Saved entries
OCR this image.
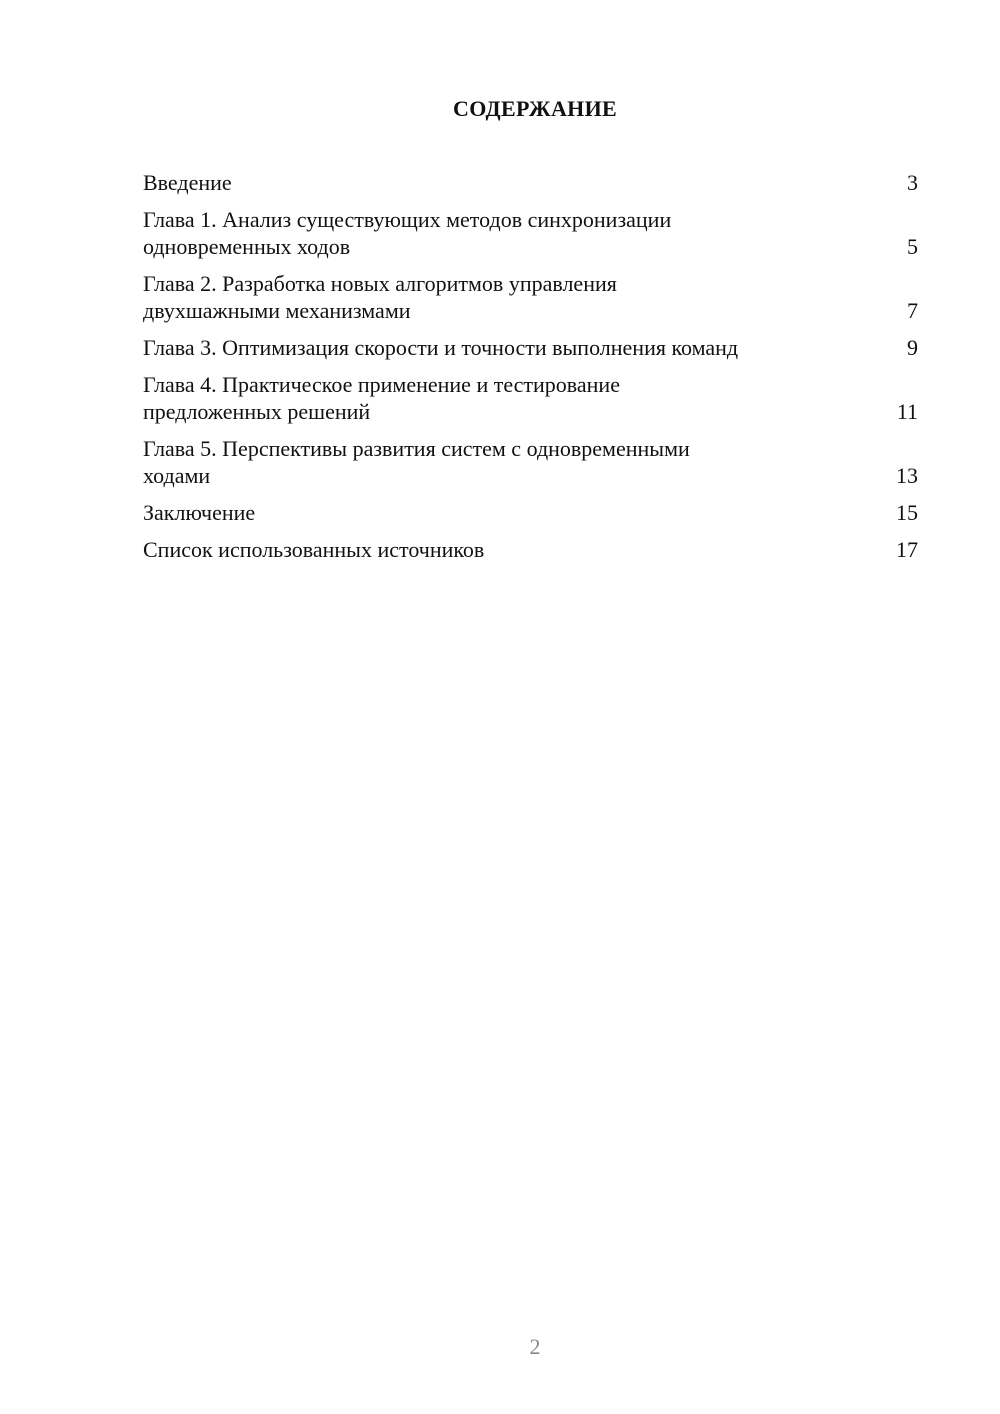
СОДЕРЖАНИЕ
Введение	3
Глава 1. Анализ существующих методов синхронизации
одновременных ходов	5
Глава 2. Разработка новых алгоритмов управления
двухшажными механизмами	7
Глава 3. Оптимизация скорости и точности выполнения команд	9
Глава 4. Практическое применение и тестирование
предложенных решений	11
Глава 5. Перспективы развития систем с одновременными
ходами	13
Заключение	15
Список использованных источников	17
2
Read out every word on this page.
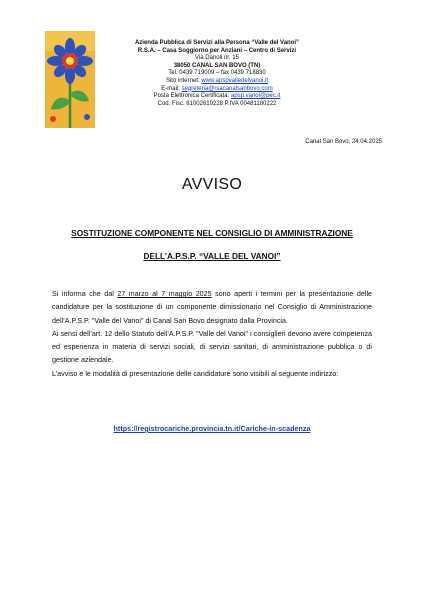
Azienda Pubblica di Servizi alla Persona “Valle del Vanoi”
R.S.A. – Casa Soggiorno per Anziani – Centro di Servizi
Via Danoli nr. 15
38050 CANAL SAN BOVO (TN)
Tel. 0439 719009 – fax 0439 718830
Sito internet: www.apspvalledelvanoi.it
E-mail: segreteria@rsacanalsanbovo.com
Posta Elettronica Certificata: apsp.vanoi@pec.it
Cod. Fisc. 81002610228 P.IVA 00481180222
Canal San Bovo, 24.04.2025
AVVISO
SOSTITUZIONE COMPONENTE NEL CONSIGLIO DI AMMINISTRAZIONE
DELL’A.P.S.P. “VALLE DEL VANOI”

Si informa che dal 27 marzo al 7 maggio 2025 sono aperti i termini per la presentazione delle candidature per la sostituzione di un componente dimissionario nel Consiglio di Amministrazione dell’A.P.S.P. "Valle del Vanoi" di Canal San Bovo designato dalla Provincia.

Ai sensi dell’art. 12 dello Statuto dell’A.P.S.P. "Valle del Vanoi" i consiglieri devono avere competenza ed esperienza in materia di servizi sociali, di servizi sanitari, di amministrazione pubblica o di gestione aziendale.

L’avviso e le modalità di presentazione delle candidature sono visibili al seguente indirizzo:

https://registrocariche.provincia.tn.it/Cariche-in-scadenza
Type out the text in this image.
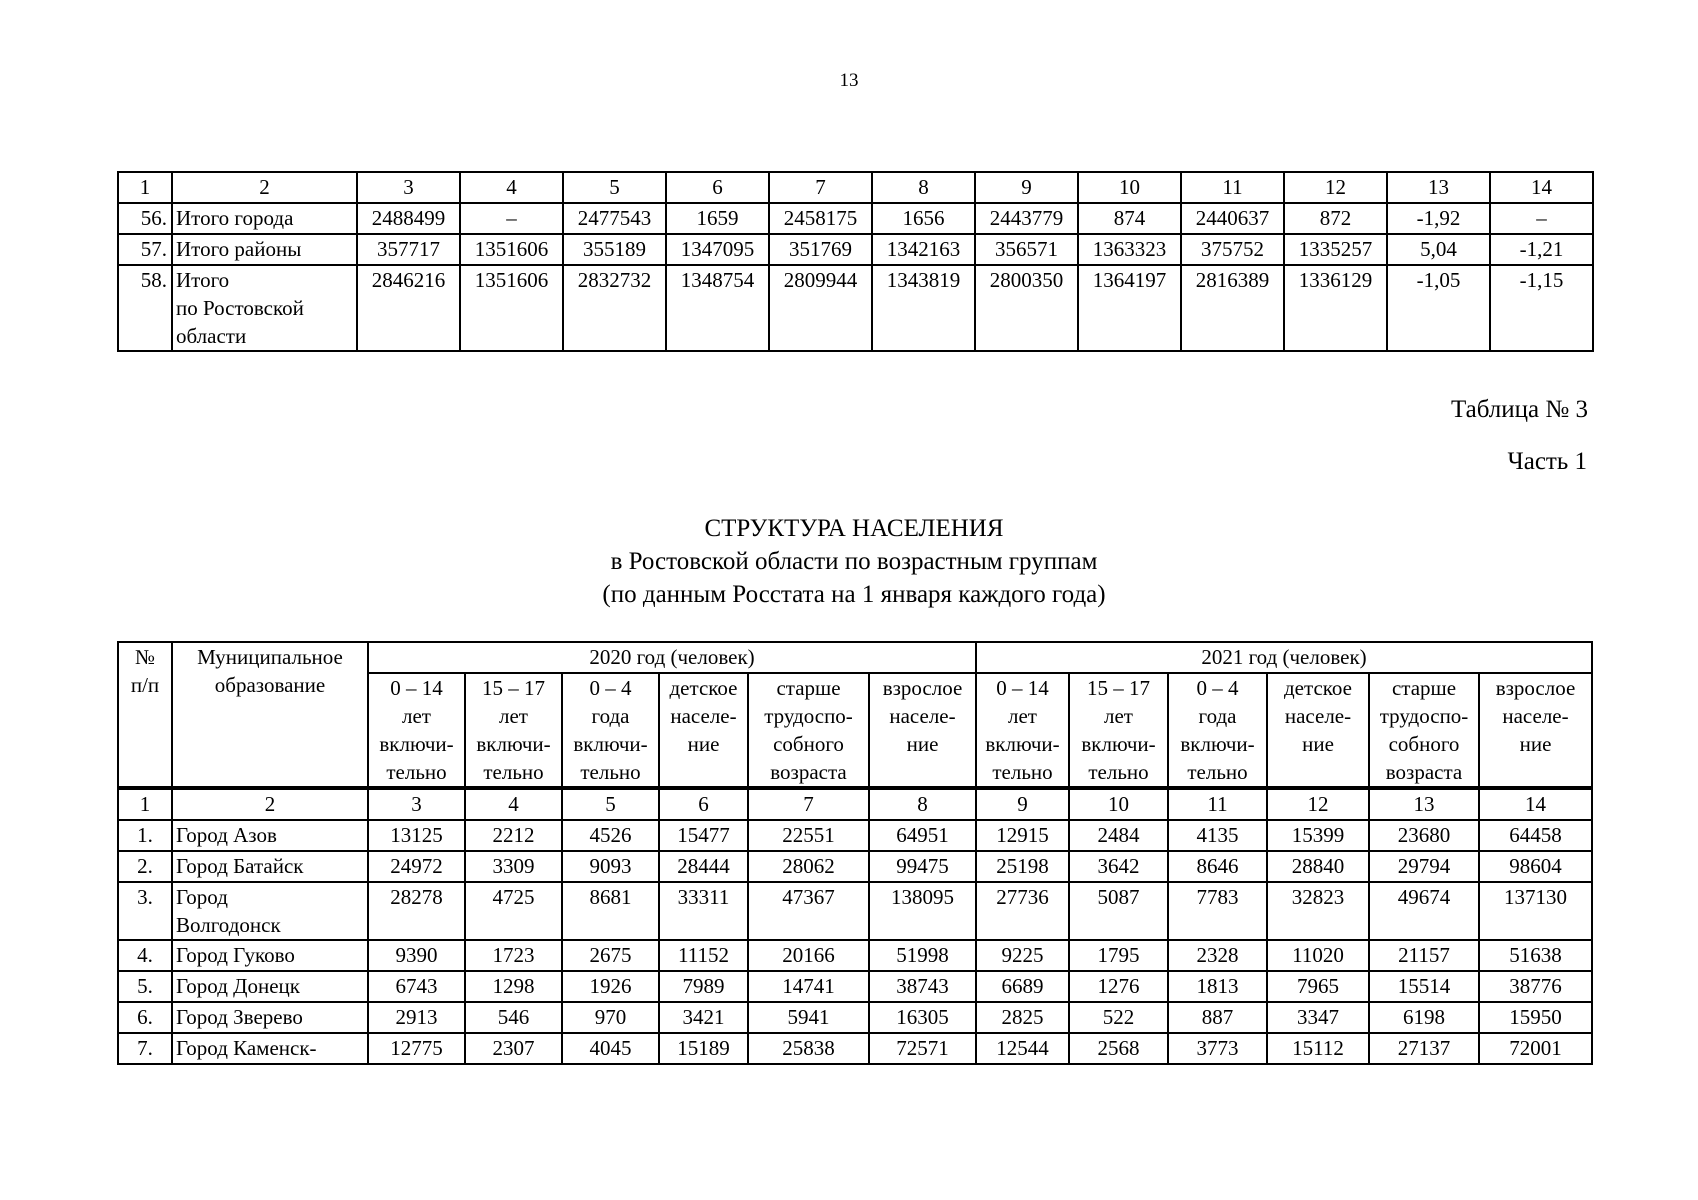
13
1	2	3	4	5	6	7	8	9	10	11	12	13	14
56.	Итого города	2488499	–	2477543	1659	2458175	1656	2443779	874	2440637	872	-1,92	–
57.	Итого районы	357717	1351606	355189	1347095	351769	1342163	356571	1363323	375752	1335257	5,04	-1,21
58.	Итого
по Ростовской
области	2846216	1351606	2832732	1348754	2809944	1343819	2800350	1364197	2816389	1336129	-1,05	-1,15
Таблица № 3
Часть 1
СТРУКТУРА НАСЕЛЕНИЯ
в Ростовской области по возрастным группам
(по данным Росстата на 1 января каждого года)
№
п/п	Муниципальное
образование	2020 год (человек)						2021 год (человек)					
		0 – 14
лет
включи-
тельно	15 – 17
лет
включи-
тельно	0 – 4
года
включи-
тельно	детское
населе-
ние	старше
трудоспо-
собного
возраста	взрослое
населе-
ние	0 – 14
лет
включи-
тельно	15 – 17
лет
включи-
тельно	0 – 4
года
включи-
тельно	детское
населе-
ние	старше
трудоспо-
собного
возраста	взрослое
населе-
ние
1	2	3	4	5	6	7	8	9	10	11	12	13	14
1.	Город Азов	13125	2212	4526	15477	22551	64951	12915	2484	4135	15399	23680	64458
2.	Город Батайск	24972	3309	9093	28444	28062	99475	25198	3642	8646	28840	29794	98604
3.	Город
Волгодонск	28278	4725	8681	33311	47367	138095	27736	5087	7783	32823	49674	137130
4.	Город Гуково	9390	1723	2675	11152	20166	51998	9225	1795	2328	11020	21157	51638
5.	Город Донецк	6743	1298	1926	7989	14741	38743	6689	1276	1813	7965	15514	38776
6.	Город Зверево	2913	546	970	3421	5941	16305	2825	522	887	3347	6198	15950
7.	Город Каменск-	12775	2307	4045	15189	25838	72571	12544	2568	3773	15112	27137	72001
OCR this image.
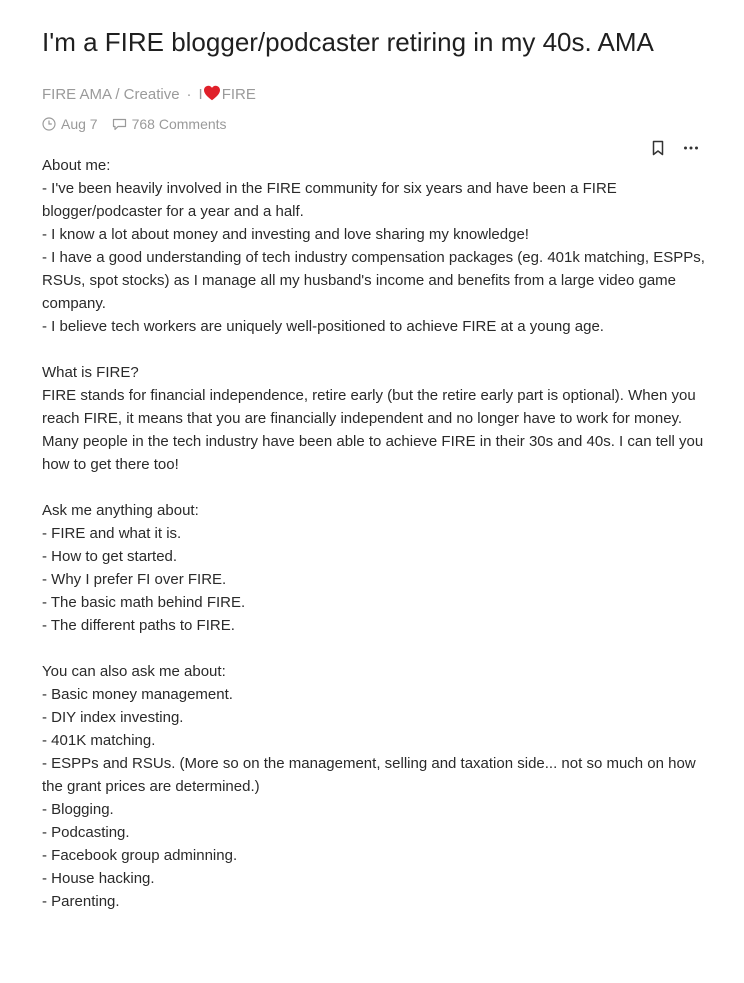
I'm a FIRE blogger/podcaster retiring in my 40s. AMA
FIRE AMA / Creative · I FIRE
Aug 7 768 Comments
About me:
- I've been heavily involved in the FIRE community for six years and have been a FIRE blogger/podcaster for a year and a half.
- I know a lot about money and investing and love sharing my knowledge!
- I have a good understanding of tech industry compensation packages (eg. 401k matching, ESPPs, RSUs, spot stocks) as I manage all my husband's income and benefits from a large video game company.
- I believe tech workers are uniquely well-positioned to achieve FIRE at a young age.
What is FIRE?
FIRE stands for financial independence, retire early (but the retire early part is optional). When you reach FIRE, it means that you are financially independent and no longer have to work for money. Many people in the tech industry have been able to achieve FIRE in their 30s and 40s. I can tell you how to get there too!
Ask me anything about:
- FIRE and what it is.
- How to get started.
- Why I prefer FI over FIRE.
- The basic math behind FIRE.
- The different paths to FIRE.
You can also ask me about:
- Basic money management.
- DIY index investing.
- 401K matching.
- ESPPs and RSUs. (More so on the management, selling and taxation side... not so much on how the grant prices are determined.)
- Blogging.
- Podcasting.
- Facebook group adminning.
- House hacking.
- Parenting.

=== Written instruction ===
Word for word, quote the lines above. Omit the pictures.

=== Expected answer ===
OCR this image.
СОДЕРЖАНИЕ
Введение	3
Глава 1. Анализ существующих методов синхронизации
одновременных ходов	5
Глава 2. Разработка новых алгоритмов управления
двухшажными механизмами	7
Глава 3. Оптимизация скорости и точности выполнения команд	9
Глава 4. Практическое применение и тестирование
предложенных решений	11
Глава 5. Перспективы развития систем с одновременными
ходами	13
Заключение	15
Список использованных источников	17
2
Read out every word on this page.
Azienda Pubblica di Servizi alla Persona “Valle del Vanoi”
R.S.A. – Casa Soggiorno per Anziani – Centro di Servizi
Via Danoli nr. 15
38050 CANAL SAN BOVO (TN)
Tel. 0439 719009 – fax 0439 718830
Sito internet: www.apspvalledelvanoi.it
E-mail: segreteria@rsacanalsanbovo.com
Posta Elettronica Certificata: apsp.vanoi@pec.it
Cod. Fisc. 81002610228 P.IVA 00481180222
Canal San Bovo, 24.04.2025
AVVISO
SOSTITUZIONE COMPONENTE NEL CONSIGLIO DI AMMINISTRAZIONE
DELL’A.P.S.P. “VALLE DEL VANOI”

Si informa che dal 27 marzo al 7 maggio 2025 sono aperti i termini per la presentazione delle candidature per la sostituzione di un componente dimissionario nel Consiglio di Amministrazione dell’A.P.S.P. "Valle del Vanoi" di Canal San Bovo designato dalla Provincia.

Ai sensi dell’art. 12 dello Statuto dell’A.P.S.P. "Valle del Vanoi" i consiglieri devono avere competenza ed esperienza in materia di servizi sociali, di servizi sanitari, di amministrazione pubblica o di gestione aziendale.

L’avviso e le modalità di presentazione delle candidature sono visibili al seguente indirizzo:

https://registrocariche.provincia.tn.it/Cariche-in-scadenza
Type out the text in this image.
13
1	2	3	4	5	6	7	8	9	10	11	12	13	14
56.	Итого города	2488499	–	2477543	1659	2458175	1656	2443779	874	2440637	872	-1,92	–
57.	Итого районы	357717	1351606	355189	1347095	351769	1342163	356571	1363323	375752	1335257	5,04	-1,21
58.	Итого
по Ростовской
области	2846216	1351606	2832732	1348754	2809944	1343819	2800350	1364197	2816389	1336129	-1,05	-1,15
Таблица № 3
Часть 1
СТРУКТУРА НАСЕЛЕНИЯ
в Ростовской области по возрастным группам
(по данным Росстата на 1 января каждого года)
№
п/п	Муниципальное
образование	2020 год (человек)						2021 год (человек)					
		0 – 14
лет
включи-
тельно	15 – 17
лет
включи-
тельно	0 – 4
года
включи-
тельно	детское
населе-
ние	старше
трудоспо-
собного
возраста	взрослое
населе-
ние	0 – 14
лет
включи-
тельно	15 – 17
лет
включи-
тельно	0 – 4
года
включи-
тельно	детское
населе-
ние	старше
трудоспо-
собного
возраста	взрослое
населе-
ние
1	2	3	4	5	6	7	8	9	10	11	12	13	14
1.	Город Азов	13125	2212	4526	15477	22551	64951	12915	2484	4135	15399	23680	64458
2.	Город Батайск	24972	3309	9093	28444	28062	99475	25198	3642	8646	28840	29794	98604
3.	Город
Волгодонск	28278	4725	8681	33311	47367	138095	27736	5087	7783	32823	49674	137130
4.	Город Гуково	9390	1723	2675	11152	20166	51998	9225	1795	2328	11020	21157	51638
5.	Город Донецк	6743	1298	1926	7989	14741	38743	6689	1276	1813	7965	15514	38776
6.	Город Зверево	2913	546	970	3421	5941	16305	2825	522	887	3347	6198	15950
7.	Город Каменск-	12775	2307	4045	15189	25838	72571	12544	2568	3773	15112	27137	72001
OCR this image.
I'm a FIRE blogger/podcaster retiring in my 40s. AMA
FIRE AMA / Creative · I FIRE
Aug 7 768 Comments
About me:
- I've been heavily involved in the FIRE community for six years and have been a FIRE blogger/podcaster for a year and a half.
- I know a lot about money and investing and love sharing my knowledge!
- I have a good understanding of tech industry compensation packages (eg. 401k matching, ESPPs, RSUs, spot stocks) as I manage all my husband's income and benefits from a large video game company.
- I believe tech workers are uniquely well-positioned to achieve FIRE at a young age.
What is FIRE?
FIRE stands for financial independence, retire early (but the retire early part is optional). When you reach FIRE, it means that you are financially independent and no longer have to work for money. Many people in the tech industry have been able to achieve FIRE in their 30s and 40s. I can tell you how to get there too!
Ask me anything about:
- FIRE and what it is.
- How to get started.
- Why I prefer FI over FIRE.
- The basic math behind FIRE.
- The different paths to FIRE.
You can also ask me about:
- Basic money management.
- DIY index investing.
- 401K matching.
- ESPPs and RSUs. (More so on the management, selling and taxation side... not so much on how the grant prices are determined.)
- Blogging.
- Podcasting.
- Facebook group adminning.
- House hacking.
- Parenting.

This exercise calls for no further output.